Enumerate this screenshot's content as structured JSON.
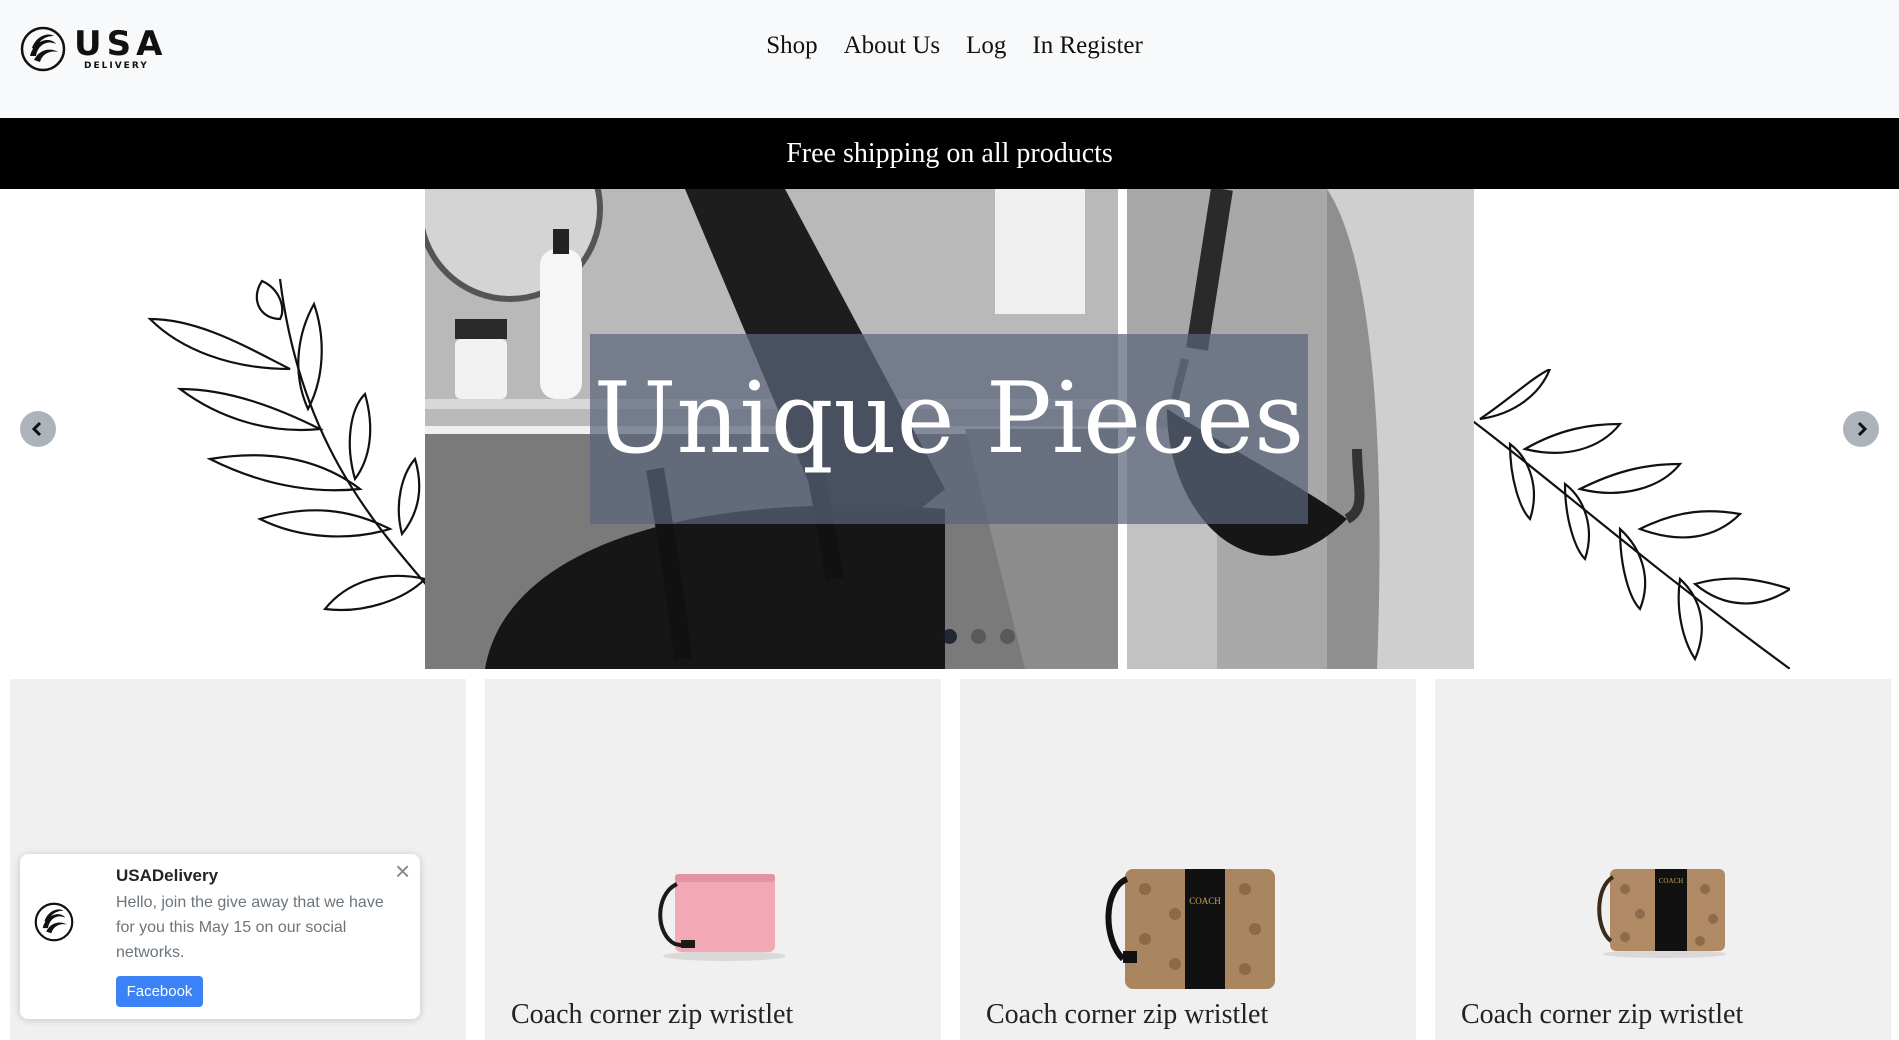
{
  "header": {
    "logo": {
      "brand": "USA",
      "sub": "DELIVERY"
    },
    "nav": [
      {
        "label": "Shop"
      },
      {
        "label": "About Us"
      },
      {
        "label": "Log"
      },
      {
        "label": "In Register"
      }
    ]
  },
  "banner": {
    "text": "Free shipping on all products"
  },
  "hero": {
    "title": "Unique Pieces",
    "slides_total": 3,
    "active_slide": 1
  },
  "products": [
    {
      "title": ""
    },
    {
      "title": "Coach corner zip wristlet"
    },
    {
      "title": "Coach corner zip wristlet"
    },
    {
      "title": "Coach corner zip wristlet"
    }
  ],
  "toast": {
    "title": "USADelivery",
    "body": "Hello, join the give away that we have for you this May 15 on our social networks.",
    "button": "Facebook"
  },
  "colors": {
    "header_bg": "#f8f9fa",
    "banner_bg": "#000000",
    "card_bg": "#f0f0f0",
    "toast_button": "#3b82f6"
  }
}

________

_EXERCISE OBJECTIVE_
Identify each line in the records above that contains the word "this", and copy it out in full.

_TASK RESULT_
Enumerate this screenshot's content as structured JSON.
    "body": "Hello, join the give away that we have for you this May 15 on our social networks.",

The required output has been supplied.